──────── Extracted information

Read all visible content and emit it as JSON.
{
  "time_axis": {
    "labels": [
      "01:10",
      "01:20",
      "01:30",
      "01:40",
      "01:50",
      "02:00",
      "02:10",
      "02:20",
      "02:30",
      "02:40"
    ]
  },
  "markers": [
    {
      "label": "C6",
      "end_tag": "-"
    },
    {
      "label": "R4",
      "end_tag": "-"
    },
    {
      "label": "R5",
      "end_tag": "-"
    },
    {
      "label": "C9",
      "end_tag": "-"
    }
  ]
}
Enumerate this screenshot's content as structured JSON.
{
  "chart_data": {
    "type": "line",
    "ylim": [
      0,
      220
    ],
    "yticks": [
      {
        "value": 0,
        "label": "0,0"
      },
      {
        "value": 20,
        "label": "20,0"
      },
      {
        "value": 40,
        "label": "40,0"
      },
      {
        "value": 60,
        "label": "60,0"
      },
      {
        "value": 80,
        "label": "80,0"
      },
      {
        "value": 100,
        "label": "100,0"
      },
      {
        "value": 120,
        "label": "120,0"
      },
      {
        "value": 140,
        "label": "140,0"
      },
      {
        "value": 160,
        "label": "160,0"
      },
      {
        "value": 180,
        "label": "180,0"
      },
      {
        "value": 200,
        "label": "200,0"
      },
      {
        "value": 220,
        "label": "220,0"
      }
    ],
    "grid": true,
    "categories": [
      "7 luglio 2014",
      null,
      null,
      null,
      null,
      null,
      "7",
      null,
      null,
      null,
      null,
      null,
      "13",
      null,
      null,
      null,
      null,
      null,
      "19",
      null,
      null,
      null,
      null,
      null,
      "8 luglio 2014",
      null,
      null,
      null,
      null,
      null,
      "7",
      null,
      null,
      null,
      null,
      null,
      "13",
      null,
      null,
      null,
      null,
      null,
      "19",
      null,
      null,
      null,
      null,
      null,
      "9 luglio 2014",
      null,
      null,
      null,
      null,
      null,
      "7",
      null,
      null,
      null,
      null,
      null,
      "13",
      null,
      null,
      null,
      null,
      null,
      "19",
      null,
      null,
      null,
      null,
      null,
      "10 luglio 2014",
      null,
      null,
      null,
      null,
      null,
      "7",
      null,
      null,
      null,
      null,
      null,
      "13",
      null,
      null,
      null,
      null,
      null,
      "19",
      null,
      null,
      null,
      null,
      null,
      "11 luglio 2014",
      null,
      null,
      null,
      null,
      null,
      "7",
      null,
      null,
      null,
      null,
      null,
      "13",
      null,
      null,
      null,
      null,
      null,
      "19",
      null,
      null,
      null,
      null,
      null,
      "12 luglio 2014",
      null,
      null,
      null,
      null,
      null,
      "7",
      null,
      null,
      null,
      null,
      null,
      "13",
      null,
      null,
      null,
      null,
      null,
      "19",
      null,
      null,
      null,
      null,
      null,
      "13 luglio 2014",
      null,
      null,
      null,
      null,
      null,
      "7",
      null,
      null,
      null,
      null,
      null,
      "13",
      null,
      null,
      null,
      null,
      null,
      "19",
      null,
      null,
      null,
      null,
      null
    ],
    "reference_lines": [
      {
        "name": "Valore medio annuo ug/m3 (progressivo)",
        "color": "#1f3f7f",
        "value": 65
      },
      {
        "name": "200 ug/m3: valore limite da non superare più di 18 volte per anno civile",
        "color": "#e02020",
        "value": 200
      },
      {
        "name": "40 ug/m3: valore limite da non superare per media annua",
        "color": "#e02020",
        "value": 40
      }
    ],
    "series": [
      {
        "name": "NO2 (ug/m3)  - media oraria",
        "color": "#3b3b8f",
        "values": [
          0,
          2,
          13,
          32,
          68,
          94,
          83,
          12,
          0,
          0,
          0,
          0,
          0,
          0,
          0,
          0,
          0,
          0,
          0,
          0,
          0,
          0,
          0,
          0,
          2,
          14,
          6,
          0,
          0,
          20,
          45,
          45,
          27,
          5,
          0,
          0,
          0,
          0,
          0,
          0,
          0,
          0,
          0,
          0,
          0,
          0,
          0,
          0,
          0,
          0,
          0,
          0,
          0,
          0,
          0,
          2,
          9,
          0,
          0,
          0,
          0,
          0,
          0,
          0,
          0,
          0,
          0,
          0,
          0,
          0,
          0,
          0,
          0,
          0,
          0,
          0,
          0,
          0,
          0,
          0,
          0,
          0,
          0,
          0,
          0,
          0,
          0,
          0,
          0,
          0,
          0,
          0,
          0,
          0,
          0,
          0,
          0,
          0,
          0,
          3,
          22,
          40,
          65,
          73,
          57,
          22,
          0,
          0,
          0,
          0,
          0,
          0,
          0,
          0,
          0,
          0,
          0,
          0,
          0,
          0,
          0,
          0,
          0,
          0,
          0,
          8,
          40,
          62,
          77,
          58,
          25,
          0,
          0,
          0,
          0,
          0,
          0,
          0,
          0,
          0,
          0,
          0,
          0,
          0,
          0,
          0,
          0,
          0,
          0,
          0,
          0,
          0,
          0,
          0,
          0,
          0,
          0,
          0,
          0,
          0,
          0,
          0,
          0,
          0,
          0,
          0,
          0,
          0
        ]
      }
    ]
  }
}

────────────────

Written problem: Track down every line holding the string "color" and copy it.

Solved problem:
        "color": "#1f3f7f",
        "color": "#e02020",
        "color": "#e02020",
        "color": "#3b3b8f",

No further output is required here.